Der Besuch der alten Dame – Tecklenburg 2022

Deutschunterricht lebendig und emotional

Premiere: 22.07.2022 – Besuchte Vorstellung: 28.07.2022

© Freilichtspiele Tecklenburg/ Stephan Drewianka

Der Festspielsommer 2022 ist in Tecklenburg in vollem Gang. Nachdem Ende Juni SISTER ACT Premiere feierte (wir berichteten), folgte am 22. Juli 2022 die nächste Premiere mit dem BESUCH DER ALTEN DAME. Die gesamte Probenzeit für alle Beteiligten betrug lediglich 3,5 Wochen und da der Großteil der Darsteller*innen auch in den beiden anderen Stücken zu erleben ist, war das Vorhaben doch ziemlich sportlich, welchem sich Ulrich Wiggers als Regisseur stellen musste.

Die Glocke erklingt, das Ensemble betritt die Bühne, Stille und schließlich beginnt das Orchester unter der Leitung von Tjaard Kirsch mit dem Hauptmotiv der Alten Dame, bevor es mit „Glanz und Gloria“ losgeht. Die erste Gänsehaut läuft über den Körper.

Friedrich Dürrenmatts tragische Komödie DER BESUCH DER ALTEN DAME (1956) brachte ihm die finanzielle Unabhängigkeit und thematisiert u. a. Liebe, Rache, Geld, Gerechtigkeit und Verrat. Das Stück spielt in Güllen und erzählt die Geschichte von Claire Zachanassian, welche in ihre Heimatstadt zurückkehrt und Rache an ihrem ehemaligen Geliebten Alfred Ill nehmen will.

Die Kleinstadt Güllen ist pleite, Claire ist die einzige Rettung, denn diese hat von ihrem verstorbenen Ehemann Milliarden geerbt. Mit dem nötigen Geld kann man sich alles kaufen und so verspricht Claire den Bewohnern, dass sie 2 Milliarden gerecht unter allen Bewohner*innen aufteilen wird, wenn Alfred stirbt.

Das Entsetzen ist groß und das Verbrechen wird kategorisch abgelehnt, sinnbildlich durch die Vertreter der Stadt, den Bürgermeister (Politik), den Lehrer (Bildung), den Polizisten (Gesetz) und den Pfarrer (Moral). Dennoch beginnen die Bewohner maßlos Schulden zu machen. Sie gönnen sich neue Schuhe, einen Sportwagen, den teuersten Whiskey oder das neuste und smarteste Handy. Doch macht Geld glücklich?

© Freilichtspiele Tecklenburg/ Stephan Drewianka

Für Alfred bricht eine Welt zusammen. Er wird das Gefühl nicht los, dass Claire auf ihn ein Kopfgeld ausgesetzt hat mit dieser Äußerung.

Mathilde will indes ihrem Mann beistehen, doch sie ahnt nicht, dass Alfred immer noch Gefühle für Claire hat. Letztlich muss Mathilde erkennen, dass Alfred damals Claire hat sitzen lassen, weil Mathilde augenscheinlich mehr Geld hatte. Und nun? Wird sie bei der Gerichtsverhandlung am Ende zur Verräterin?

Die Aufgabe = Entnimm der Theaterkritik wortgetreu die Passage von „Das Entsetzen ist“ bis „Ende zur Verräterin?“. Die Auflistung wird hierfür nicht gebraucht.

Angezeigte Einträge =
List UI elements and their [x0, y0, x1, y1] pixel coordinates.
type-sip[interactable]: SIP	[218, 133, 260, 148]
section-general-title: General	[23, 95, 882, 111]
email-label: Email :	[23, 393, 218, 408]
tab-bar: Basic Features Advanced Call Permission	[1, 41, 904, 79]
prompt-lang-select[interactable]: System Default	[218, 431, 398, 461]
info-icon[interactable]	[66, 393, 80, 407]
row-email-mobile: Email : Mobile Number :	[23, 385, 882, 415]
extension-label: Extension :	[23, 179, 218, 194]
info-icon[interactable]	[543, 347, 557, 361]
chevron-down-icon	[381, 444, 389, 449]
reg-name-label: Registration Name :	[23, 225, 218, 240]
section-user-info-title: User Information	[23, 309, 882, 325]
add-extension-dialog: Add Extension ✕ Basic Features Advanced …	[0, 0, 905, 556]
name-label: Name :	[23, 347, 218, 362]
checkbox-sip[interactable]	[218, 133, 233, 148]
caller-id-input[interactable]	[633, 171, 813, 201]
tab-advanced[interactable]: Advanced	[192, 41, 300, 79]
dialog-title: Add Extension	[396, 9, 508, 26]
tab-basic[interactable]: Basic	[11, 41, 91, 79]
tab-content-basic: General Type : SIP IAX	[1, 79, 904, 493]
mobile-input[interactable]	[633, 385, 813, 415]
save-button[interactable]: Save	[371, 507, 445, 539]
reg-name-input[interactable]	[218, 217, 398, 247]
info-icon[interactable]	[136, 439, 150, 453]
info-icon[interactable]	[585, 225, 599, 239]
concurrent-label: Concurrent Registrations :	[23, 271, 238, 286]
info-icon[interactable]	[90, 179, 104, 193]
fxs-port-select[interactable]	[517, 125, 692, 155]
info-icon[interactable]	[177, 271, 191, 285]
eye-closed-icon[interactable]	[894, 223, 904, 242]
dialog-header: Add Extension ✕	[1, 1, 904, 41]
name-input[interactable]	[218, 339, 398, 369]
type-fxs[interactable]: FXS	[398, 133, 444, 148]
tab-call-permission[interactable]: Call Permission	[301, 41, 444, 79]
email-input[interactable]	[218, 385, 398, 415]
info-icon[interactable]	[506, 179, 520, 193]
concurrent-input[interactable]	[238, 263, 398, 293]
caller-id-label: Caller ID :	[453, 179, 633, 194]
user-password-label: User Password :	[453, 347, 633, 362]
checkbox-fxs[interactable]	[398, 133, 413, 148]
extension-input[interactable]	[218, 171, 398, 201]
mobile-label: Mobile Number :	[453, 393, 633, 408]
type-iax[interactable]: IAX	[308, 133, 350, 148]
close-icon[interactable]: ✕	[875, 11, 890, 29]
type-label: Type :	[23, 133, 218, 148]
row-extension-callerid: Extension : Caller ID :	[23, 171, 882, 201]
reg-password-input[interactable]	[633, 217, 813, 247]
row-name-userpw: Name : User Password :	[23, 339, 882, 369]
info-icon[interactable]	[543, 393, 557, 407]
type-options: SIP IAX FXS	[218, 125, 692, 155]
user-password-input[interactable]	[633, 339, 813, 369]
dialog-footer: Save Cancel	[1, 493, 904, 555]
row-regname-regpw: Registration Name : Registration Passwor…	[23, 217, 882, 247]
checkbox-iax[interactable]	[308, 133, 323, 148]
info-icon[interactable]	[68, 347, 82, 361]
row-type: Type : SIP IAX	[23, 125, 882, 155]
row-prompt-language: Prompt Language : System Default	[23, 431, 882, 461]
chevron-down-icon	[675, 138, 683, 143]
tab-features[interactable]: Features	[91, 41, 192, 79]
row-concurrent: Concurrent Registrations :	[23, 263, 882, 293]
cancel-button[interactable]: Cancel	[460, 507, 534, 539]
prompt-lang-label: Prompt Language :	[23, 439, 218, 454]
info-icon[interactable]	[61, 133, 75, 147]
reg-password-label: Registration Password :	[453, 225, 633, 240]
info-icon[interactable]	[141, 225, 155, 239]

Lösung =
Das Entsetzen ist groß und das Verbrechen wird kategorisch abgelehnt, sinnbildlich durch die Vertreter der Stadt, den Bürgermeister (Politik), den Lehrer (Bildung), den Polizisten (Gesetz) und den Pfarrer (Moral). Dennoch beginnen die Bewohner maßlos Schulden zu machen. Sie gönnen sich neue Schuhe, einen Sportwagen, den teuersten Whiskey oder das neuste und smarteste Handy. Doch macht Geld glücklich?

© Freilichtspiele Tecklenburg/ Stephan Drewianka

Für Alfred bricht eine Welt zusammen. Er wird das Gefühl nicht los, dass Claire auf ihn ein Kopfgeld ausgesetzt hat mit dieser Äußerung.

Mathilde will indes ihrem Mann beistehen, doch sie ahnt nicht, dass Alfred immer noch Gefühle für Claire hat. Letztlich muss Mathilde erkennen, dass Alfred damals Claire hat sitzen lassen, weil Mathilde augenscheinlich mehr Geld hatte. Und nun? Wird sie bei der Gerichtsverhandlung am Ende zur Verräterin?